>> Start

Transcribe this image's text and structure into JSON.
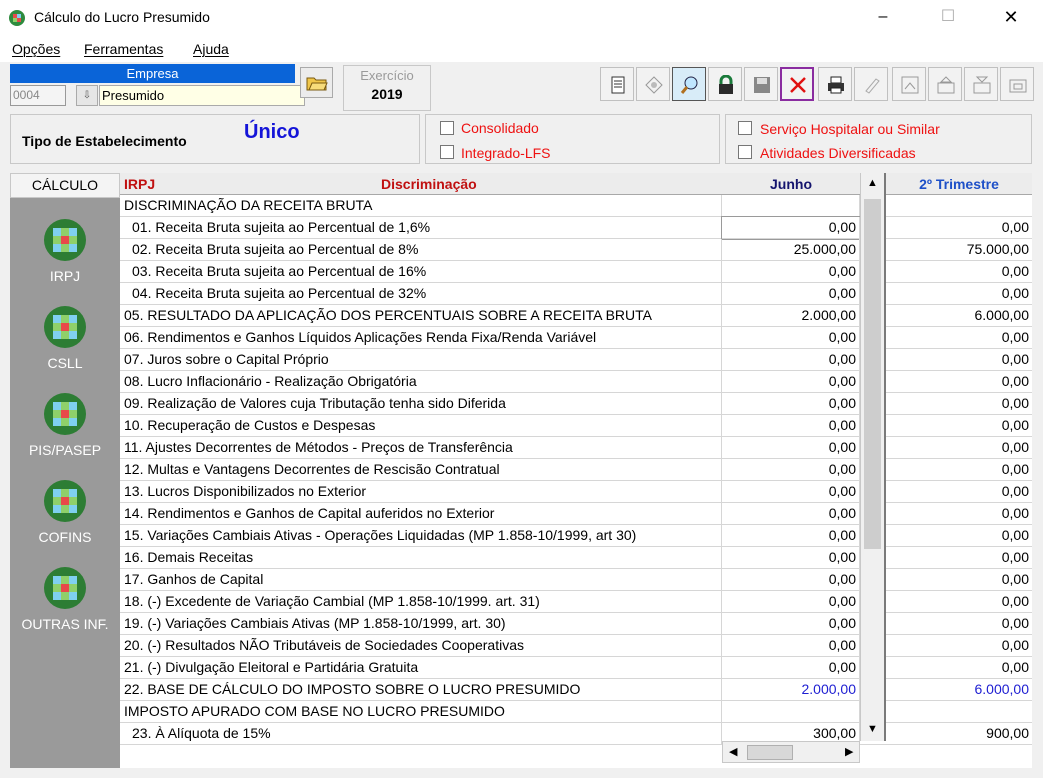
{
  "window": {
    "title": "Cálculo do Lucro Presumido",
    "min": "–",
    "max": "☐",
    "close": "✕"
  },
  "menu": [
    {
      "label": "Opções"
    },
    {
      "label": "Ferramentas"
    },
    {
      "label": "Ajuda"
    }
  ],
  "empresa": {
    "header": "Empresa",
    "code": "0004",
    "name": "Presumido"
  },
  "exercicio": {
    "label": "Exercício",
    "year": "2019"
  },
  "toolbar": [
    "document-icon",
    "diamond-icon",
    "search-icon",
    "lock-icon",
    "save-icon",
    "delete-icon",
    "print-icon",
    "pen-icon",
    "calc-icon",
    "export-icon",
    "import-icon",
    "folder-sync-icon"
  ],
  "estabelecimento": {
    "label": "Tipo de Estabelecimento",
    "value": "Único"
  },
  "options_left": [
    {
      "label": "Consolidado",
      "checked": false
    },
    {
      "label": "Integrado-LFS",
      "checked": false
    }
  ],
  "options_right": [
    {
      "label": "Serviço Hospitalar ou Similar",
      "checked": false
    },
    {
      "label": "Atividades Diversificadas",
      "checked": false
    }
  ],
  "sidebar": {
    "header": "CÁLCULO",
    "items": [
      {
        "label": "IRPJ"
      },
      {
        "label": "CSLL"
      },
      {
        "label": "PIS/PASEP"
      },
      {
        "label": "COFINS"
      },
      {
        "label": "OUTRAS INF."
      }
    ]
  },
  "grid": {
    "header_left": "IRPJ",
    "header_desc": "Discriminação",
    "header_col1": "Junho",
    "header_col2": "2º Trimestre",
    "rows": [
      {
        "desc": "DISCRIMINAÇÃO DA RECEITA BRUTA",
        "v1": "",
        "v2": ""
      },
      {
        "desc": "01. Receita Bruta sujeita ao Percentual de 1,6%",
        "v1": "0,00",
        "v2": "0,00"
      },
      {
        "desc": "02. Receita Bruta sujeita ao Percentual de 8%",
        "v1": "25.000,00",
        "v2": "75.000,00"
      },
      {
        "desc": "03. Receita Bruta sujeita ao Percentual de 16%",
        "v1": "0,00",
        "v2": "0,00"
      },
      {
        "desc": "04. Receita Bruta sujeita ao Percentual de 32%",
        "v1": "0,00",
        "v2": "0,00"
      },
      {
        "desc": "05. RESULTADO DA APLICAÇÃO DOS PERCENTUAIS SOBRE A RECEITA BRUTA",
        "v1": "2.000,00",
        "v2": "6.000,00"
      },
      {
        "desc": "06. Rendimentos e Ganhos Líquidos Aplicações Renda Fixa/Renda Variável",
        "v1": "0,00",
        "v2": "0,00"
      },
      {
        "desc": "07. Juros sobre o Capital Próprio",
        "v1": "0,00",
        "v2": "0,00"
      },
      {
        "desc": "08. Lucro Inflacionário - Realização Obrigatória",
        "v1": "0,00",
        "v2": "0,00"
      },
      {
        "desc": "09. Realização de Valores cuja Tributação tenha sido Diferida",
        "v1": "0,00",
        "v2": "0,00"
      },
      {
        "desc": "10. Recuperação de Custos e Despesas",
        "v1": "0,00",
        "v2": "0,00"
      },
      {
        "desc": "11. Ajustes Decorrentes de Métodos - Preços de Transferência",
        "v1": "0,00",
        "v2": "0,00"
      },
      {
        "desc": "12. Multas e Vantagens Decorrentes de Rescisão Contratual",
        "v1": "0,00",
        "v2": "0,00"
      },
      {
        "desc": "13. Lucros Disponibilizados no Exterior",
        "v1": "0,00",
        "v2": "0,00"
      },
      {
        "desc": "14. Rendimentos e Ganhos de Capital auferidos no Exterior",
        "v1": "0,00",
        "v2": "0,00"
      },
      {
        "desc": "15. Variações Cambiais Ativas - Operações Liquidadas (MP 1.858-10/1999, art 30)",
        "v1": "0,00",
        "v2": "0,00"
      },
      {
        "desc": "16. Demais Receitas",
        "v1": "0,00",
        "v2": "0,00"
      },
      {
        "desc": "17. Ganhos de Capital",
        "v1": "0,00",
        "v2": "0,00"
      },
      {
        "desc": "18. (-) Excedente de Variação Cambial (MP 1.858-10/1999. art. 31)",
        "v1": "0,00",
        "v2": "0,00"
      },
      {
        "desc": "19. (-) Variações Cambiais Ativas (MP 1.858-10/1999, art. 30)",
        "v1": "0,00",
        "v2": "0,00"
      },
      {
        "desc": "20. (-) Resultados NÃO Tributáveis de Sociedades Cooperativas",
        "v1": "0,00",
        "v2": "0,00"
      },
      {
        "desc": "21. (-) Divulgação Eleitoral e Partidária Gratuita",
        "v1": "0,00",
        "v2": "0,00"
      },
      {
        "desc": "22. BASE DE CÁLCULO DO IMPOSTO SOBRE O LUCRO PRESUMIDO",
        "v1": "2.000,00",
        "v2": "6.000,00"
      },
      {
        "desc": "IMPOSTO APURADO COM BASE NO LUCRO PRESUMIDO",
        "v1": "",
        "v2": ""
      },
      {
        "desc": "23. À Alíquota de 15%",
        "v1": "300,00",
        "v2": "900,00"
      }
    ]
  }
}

>> End

> [Aim]
Locate and copy each line in the data above that includes the word "Percentual".

> [Answer for this exercise]
        "desc": "01. Receita Bruta sujeita ao Percentual de 1,6%",
        "desc": "02. Receita Bruta sujeita ao Percentual de 8%",
        "desc": "03. Receita Bruta sujeita ao Percentual de 16%",
        "desc": "04. Receita Bruta sujeita ao Percentual de 32%",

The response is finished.